## START Given information

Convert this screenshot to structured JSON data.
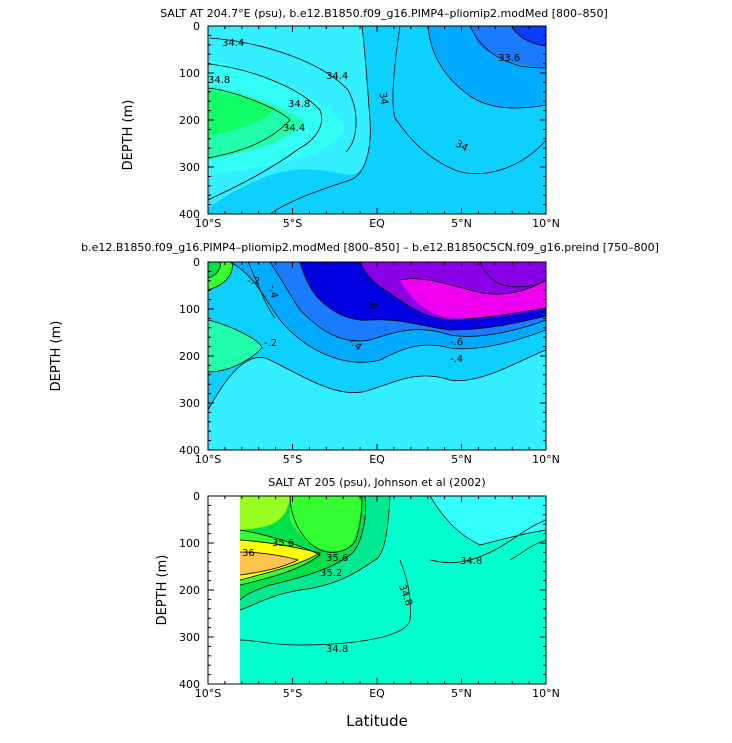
{
  "chart_data": [
    {
      "type": "contour",
      "title": "SALT AT 204.7°E (psu), b.e12.B1850.f09_g16.PIMP4–pliomip2.modMed [800–850]",
      "xlabel": "",
      "ylabel": "DEPTH (m)",
      "xlim": [
        -10,
        10
      ],
      "ylim": [
        400,
        0
      ],
      "x_ticks": [
        "10°S",
        "5°S",
        "EQ",
        "5°N",
        "10°N"
      ],
      "y_ticks": [
        "0",
        "100",
        "200",
        "300",
        "400"
      ],
      "contour_labels": [
        "34.4",
        "34.8",
        "34.4",
        "34.8",
        "34.4",
        "34",
        "33.6",
        "34"
      ],
      "levels": [
        33.6,
        33.8,
        34.0,
        34.2,
        34.4,
        34.6,
        34.8,
        35.0
      ]
    },
    {
      "type": "contour",
      "title": "b.e12.B1850.f09_g16.PIMP4–pliomip2.modMed [800–850] – b.e12.B1850C5CN.f09_g16.preind [750–800]",
      "xlabel": "",
      "ylabel": "DEPTH (m)",
      "xlim": [
        -10,
        10
      ],
      "ylim": [
        400,
        0
      ],
      "x_ticks": [
        "10°S",
        "5°S",
        "EQ",
        "5°N",
        "10°N"
      ],
      "y_ticks": [
        "0",
        "100",
        "200",
        "300",
        "400"
      ],
      "contour_labels": [
        "-.2",
        "-.4",
        "-.2",
        "-.4",
        "-.6",
        "-.6",
        "-.4"
      ],
      "levels": [
        -0.8,
        -0.6,
        -0.4,
        -0.2,
        0.0,
        0.2
      ]
    },
    {
      "type": "contour",
      "title": "SALT AT 205 (psu), Johnson et al (2002)",
      "xlabel": "Latitude",
      "ylabel": "DEPTH (m)",
      "xlim": [
        -10,
        10
      ],
      "ylim": [
        400,
        0
      ],
      "x_ticks": [
        "10°S",
        "5°S",
        "EQ",
        "5°N",
        "10°N"
      ],
      "y_ticks": [
        "0",
        "100",
        "200",
        "300",
        "400"
      ],
      "contour_labels": [
        "35.6",
        "36",
        "35.6",
        "35.2",
        "34.8",
        "34.8",
        "34.8"
      ],
      "levels": [
        34.4,
        34.6,
        34.8,
        35.0,
        35.2,
        35.4,
        35.6,
        35.8,
        36.0
      ]
    }
  ],
  "colors": {
    "c1": "#33eeff",
    "c2": "#0dd0ff",
    "c3": "#00aaff",
    "c4": "#1a7bff",
    "c5": "#0a3cff",
    "c6": "#0000e0",
    "c7": "#8a00e6",
    "c8": "#ee00ee",
    "g1": "#00ffcc",
    "g2": "#00e890",
    "g3": "#00e04a",
    "g4": "#33ff33",
    "g5": "#99ff22",
    "y1": "#ffff00",
    "y2": "#ffc44a"
  }
}
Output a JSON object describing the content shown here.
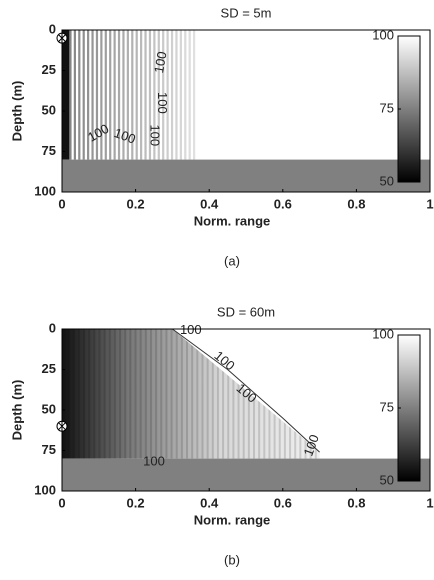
{
  "chart_data": [
    {
      "type": "heatmap",
      "title": "SD = 5m",
      "xlabel": "Norm. range",
      "ylabel": "Depth (m)",
      "caption": "(a)",
      "xlim": [
        0,
        1
      ],
      "xticks": [
        0,
        0.2,
        0.4,
        0.6,
        0.8,
        1
      ],
      "ylim": [
        0,
        100
      ],
      "yticks": [
        0,
        25,
        50,
        75,
        100
      ],
      "source_depth": 5,
      "bottom_depth": 80,
      "colorbar": {
        "lim": [
          50,
          100
        ],
        "ticks": [
          50,
          75,
          100
        ]
      },
      "contour_labels": [
        "100",
        "100",
        "100",
        "100",
        "100"
      ]
    },
    {
      "type": "heatmap",
      "title": "SD = 60m",
      "xlabel": "Norm. range",
      "ylabel": "Depth (m)",
      "caption": "(b)",
      "xlim": [
        0,
        1
      ],
      "xticks": [
        0,
        0.2,
        0.4,
        0.6,
        0.8,
        1
      ],
      "ylim": [
        0,
        100
      ],
      "yticks": [
        0,
        25,
        50,
        75,
        100
      ],
      "source_depth": 60,
      "bottom_depth": 80,
      "colorbar": {
        "lim": [
          50,
          100
        ],
        "ticks": [
          50,
          75,
          100
        ]
      },
      "contour_labels": [
        "100",
        "100",
        "100",
        "100",
        "100"
      ]
    }
  ]
}
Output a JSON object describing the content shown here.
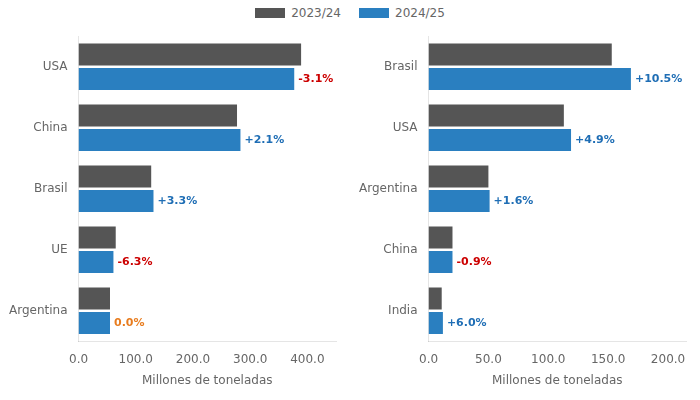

## END Given information

What is required
Show every line from the entries above in which "modMed" appears.

Complete output
      "title": "SALT AT 204.7°E (psu), b.e12.B1850.f09_g16.PIMP4–pliomip2.modMed [800–850]",
      "title": "b.e12.B1850.f09_g16.PIMP4–pliomip2.modMed [800–850] – b.e12.B1850C5CN.f09_g16.preind [750–800]",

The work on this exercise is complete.